Records from a collection of figures =
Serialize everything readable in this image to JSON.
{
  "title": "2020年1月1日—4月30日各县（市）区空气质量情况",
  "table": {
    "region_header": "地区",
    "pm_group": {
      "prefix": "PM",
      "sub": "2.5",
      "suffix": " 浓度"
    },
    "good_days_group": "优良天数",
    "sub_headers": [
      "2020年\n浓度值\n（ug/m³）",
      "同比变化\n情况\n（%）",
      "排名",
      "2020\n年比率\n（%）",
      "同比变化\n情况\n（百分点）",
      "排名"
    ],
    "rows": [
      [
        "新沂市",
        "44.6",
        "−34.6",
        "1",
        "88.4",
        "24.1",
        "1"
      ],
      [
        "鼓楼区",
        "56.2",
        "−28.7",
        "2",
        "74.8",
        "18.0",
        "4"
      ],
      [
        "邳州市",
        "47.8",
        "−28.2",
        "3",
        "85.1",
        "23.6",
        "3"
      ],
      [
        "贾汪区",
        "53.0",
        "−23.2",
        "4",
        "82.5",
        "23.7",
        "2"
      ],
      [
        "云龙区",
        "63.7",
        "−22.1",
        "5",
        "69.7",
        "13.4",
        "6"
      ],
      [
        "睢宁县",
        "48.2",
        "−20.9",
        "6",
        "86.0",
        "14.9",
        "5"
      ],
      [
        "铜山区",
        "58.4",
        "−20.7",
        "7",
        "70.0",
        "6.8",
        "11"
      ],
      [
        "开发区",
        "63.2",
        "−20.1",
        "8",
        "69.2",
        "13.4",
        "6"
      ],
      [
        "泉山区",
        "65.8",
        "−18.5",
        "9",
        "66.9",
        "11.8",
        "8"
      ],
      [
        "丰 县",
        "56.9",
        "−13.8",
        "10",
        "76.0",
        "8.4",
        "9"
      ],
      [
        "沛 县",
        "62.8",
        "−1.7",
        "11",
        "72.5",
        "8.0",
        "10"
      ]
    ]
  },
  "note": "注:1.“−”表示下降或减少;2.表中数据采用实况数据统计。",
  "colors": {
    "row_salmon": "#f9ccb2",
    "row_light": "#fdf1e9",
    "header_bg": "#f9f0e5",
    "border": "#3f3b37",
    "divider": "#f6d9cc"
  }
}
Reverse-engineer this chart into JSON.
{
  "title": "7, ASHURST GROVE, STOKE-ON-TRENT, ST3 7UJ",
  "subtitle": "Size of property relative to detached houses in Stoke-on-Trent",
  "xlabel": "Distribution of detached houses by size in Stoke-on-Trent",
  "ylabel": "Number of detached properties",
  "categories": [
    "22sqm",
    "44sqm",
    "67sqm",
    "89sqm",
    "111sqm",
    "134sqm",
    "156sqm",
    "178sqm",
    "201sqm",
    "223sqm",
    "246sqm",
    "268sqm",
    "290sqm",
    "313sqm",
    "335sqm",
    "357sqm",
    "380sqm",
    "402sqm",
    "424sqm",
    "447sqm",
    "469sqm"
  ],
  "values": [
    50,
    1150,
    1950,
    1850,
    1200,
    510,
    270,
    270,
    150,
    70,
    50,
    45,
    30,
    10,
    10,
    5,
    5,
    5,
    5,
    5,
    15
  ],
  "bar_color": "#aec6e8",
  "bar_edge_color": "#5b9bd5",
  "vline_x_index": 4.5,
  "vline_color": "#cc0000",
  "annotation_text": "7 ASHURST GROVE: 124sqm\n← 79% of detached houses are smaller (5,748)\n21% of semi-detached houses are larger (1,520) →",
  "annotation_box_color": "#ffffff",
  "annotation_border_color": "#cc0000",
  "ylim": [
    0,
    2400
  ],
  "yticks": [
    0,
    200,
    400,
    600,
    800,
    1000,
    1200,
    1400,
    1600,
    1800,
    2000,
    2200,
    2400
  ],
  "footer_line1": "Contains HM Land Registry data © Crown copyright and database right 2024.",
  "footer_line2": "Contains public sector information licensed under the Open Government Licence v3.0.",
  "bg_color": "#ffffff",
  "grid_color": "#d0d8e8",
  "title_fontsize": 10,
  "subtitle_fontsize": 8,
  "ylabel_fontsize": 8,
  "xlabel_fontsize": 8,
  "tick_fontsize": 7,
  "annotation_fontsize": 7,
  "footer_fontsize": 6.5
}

Work to be completed = Check each line above for the string "ffffff" and show the ones that have it.

Solved exercise =
  "annotation_box_color": "#ffffff",
  "bg_color": "#ffffff",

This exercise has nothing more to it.